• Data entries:
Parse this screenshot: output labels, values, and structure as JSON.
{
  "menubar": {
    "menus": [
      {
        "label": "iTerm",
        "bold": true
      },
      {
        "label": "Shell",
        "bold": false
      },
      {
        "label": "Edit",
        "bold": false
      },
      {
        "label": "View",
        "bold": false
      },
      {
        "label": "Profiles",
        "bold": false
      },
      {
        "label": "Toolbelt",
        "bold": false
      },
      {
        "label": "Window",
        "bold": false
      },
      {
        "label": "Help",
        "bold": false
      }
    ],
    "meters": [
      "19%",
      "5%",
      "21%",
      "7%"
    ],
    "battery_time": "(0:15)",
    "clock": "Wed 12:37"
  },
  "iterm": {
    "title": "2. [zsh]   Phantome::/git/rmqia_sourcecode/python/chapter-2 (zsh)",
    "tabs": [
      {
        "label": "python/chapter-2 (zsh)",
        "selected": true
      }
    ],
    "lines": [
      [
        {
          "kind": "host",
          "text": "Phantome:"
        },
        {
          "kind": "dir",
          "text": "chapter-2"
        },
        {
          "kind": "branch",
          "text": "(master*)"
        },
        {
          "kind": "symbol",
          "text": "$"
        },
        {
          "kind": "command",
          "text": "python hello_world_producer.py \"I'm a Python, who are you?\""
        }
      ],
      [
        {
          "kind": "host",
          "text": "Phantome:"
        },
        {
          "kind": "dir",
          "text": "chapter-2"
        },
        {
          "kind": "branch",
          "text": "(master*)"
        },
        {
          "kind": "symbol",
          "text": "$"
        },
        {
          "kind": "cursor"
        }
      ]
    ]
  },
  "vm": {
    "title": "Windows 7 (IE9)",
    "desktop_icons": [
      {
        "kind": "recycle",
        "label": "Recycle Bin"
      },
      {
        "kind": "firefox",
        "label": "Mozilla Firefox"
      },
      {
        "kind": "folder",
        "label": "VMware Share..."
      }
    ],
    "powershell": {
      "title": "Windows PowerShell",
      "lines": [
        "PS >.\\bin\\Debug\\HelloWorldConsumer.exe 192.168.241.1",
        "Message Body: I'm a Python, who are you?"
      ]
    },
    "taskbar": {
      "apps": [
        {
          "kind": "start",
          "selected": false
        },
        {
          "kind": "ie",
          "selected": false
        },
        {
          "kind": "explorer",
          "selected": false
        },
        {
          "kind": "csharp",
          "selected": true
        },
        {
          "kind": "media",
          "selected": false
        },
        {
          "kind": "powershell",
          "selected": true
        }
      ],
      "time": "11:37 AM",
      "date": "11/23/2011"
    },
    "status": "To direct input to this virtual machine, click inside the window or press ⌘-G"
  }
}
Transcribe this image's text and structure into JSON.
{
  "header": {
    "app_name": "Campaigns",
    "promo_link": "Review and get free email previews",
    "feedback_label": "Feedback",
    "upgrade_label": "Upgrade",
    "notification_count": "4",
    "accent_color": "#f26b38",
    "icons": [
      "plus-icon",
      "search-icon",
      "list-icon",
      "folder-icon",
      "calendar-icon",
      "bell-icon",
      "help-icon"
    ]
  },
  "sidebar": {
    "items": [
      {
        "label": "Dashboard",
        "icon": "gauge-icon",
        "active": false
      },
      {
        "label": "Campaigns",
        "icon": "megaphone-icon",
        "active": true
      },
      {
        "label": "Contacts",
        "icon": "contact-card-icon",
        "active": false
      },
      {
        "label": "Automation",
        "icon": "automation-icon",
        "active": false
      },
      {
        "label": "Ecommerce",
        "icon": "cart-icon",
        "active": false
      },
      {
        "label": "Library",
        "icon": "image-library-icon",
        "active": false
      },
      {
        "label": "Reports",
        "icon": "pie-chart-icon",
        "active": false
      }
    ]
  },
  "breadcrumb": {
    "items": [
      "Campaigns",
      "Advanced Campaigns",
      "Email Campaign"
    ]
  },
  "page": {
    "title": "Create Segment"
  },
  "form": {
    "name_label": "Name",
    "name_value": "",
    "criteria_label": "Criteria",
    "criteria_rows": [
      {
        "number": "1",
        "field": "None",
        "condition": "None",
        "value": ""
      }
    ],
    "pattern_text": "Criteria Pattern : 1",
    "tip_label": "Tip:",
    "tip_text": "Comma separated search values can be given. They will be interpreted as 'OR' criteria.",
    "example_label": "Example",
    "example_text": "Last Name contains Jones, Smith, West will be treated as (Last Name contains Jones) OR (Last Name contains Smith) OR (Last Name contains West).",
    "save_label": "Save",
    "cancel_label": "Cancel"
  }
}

• PROBLEM TO WORK ON:
Your task is to print the whole listing again exactly.

• EXERCISE SOLUTION:
Parse this screenshot: output labels, values, and structure as JSON.
{
  "menubar": {
    "menus": [
      {
        "label": "iTerm",
        "bold": true
      },
      {
        "label": "Shell",
        "bold": false
      },
      {
        "label": "Edit",
        "bold": false
      },
      {
        "label": "View",
        "bold": false
      },
      {
        "label": "Profiles",
        "bold": false
      },
      {
        "label": "Toolbelt",
        "bold": false
      },
      {
        "label": "Window",
        "bold": false
      },
      {
        "label": "Help",
        "bold": false
      }
    ],
    "meters": [
      "19%",
      "5%",
      "21%",
      "7%"
    ],
    "battery_time": "(0:15)",
    "clock": "Wed 12:37"
  },
  "iterm": {
    "title": "2. [zsh]   Phantome::/git/rmqia_sourcecode/python/chapter-2 (zsh)",
    "tabs": [
      {
        "label": "python/chapter-2 (zsh)",
        "selected": true
      }
    ],
    "lines": [
      [
        {
          "kind": "host",
          "text": "Phantome:"
        },
        {
          "kind": "dir",
          "text": "chapter-2"
        },
        {
          "kind": "branch",
          "text": "(master*)"
        },
        {
          "kind": "symbol",
          "text": "$"
        },
        {
          "kind": "command",
          "text": "python hello_world_producer.py \"I'm a Python, who are you?\""
        }
      ],
      [
        {
          "kind": "host",
          "text": "Phantome:"
        },
        {
          "kind": "dir",
          "text": "chapter-2"
        },
        {
          "kind": "branch",
          "text": "(master*)"
        },
        {
          "kind": "symbol",
          "text": "$"
        },
        {
          "kind": "cursor"
        }
      ]
    ]
  },
  "vm": {
    "title": "Windows 7 (IE9)",
    "desktop_icons": [
      {
        "kind": "recycle",
        "label": "Recycle Bin"
      },
      {
        "kind": "firefox",
        "label": "Mozilla Firefox"
      },
      {
        "kind": "folder",
        "label": "VMware Share..."
      }
    ],
    "powershell": {
      "title": "Windows PowerShell",
      "lines": [
        "PS >.\\bin\\Debug\\HelloWorldConsumer.exe 192.168.241.1",
        "Message Body: I'm a Python, who are you?"
      ]
    },
    "taskbar": {
      "apps": [
        {
          "kind": "start",
          "selected": false
        },
        {
          "kind": "ie",
          "selected": false
        },
        {
          "kind": "explorer",
          "selected": false
        },
        {
          "kind": "csharp",
          "selected": true
        },
        {
          "kind": "media",
          "selected": false
        },
        {
          "kind": "powershell",
          "selected": true
        }
      ],
      "time": "11:37 AM",
      "date": "11/23/2011"
    },
    "status": "To direct input to this virtual machine, click inside the window or press ⌘-G"
  }
}
Transcribe this image's text and structure into JSON.
{
  "header": {
    "app_name": "Campaigns",
    "promo_link": "Review and get free email previews",
    "feedback_label": "Feedback",
    "upgrade_label": "Upgrade",
    "notification_count": "4",
    "accent_color": "#f26b38",
    "icons": [
      "plus-icon",
      "search-icon",
      "list-icon",
      "folder-icon",
      "calendar-icon",
      "bell-icon",
      "help-icon"
    ]
  },
  "sidebar": {
    "items": [
      {
        "label": "Dashboard",
        "icon": "gauge-icon",
        "active": false
      },
      {
        "label": "Campaigns",
        "icon": "megaphone-icon",
        "active": true
      },
      {
        "label": "Contacts",
        "icon": "contact-card-icon",
        "active": false
      },
      {
        "label": "Automation",
        "icon": "automation-icon",
        "active": false
      },
      {
        "label": "Ecommerce",
        "icon": "cart-icon",
        "active": false
      },
      {
        "label": "Library",
        "icon": "image-library-icon",
        "active": false
      },
      {
        "label": "Reports",
        "icon": "pie-chart-icon",
        "active": false
      }
    ]
  },
  "breadcrumb": {
    "items": [
      "Campaigns",
      "Advanced Campaigns",
      "Email Campaign"
    ]
  },
  "page": {
    "title": "Create Segment"
  },
  "form": {
    "name_label": "Name",
    "name_value": "",
    "criteria_label": "Criteria",
    "criteria_rows": [
      {
        "number": "1",
        "field": "None",
        "condition": "None",
        "value": ""
      }
    ],
    "pattern_text": "Criteria Pattern : 1",
    "tip_label": "Tip:",
    "tip_text": "Comma separated search values can be given. They will be interpreted as 'OR' criteria.",
    "example_label": "Example",
    "example_text": "Last Name contains Jones, Smith, West will be treated as (Last Name contains Jones) OR (Last Name contains Smith) OR (Last Name contains West).",
    "save_label": "Save",
    "cancel_label": "Cancel"
  }
}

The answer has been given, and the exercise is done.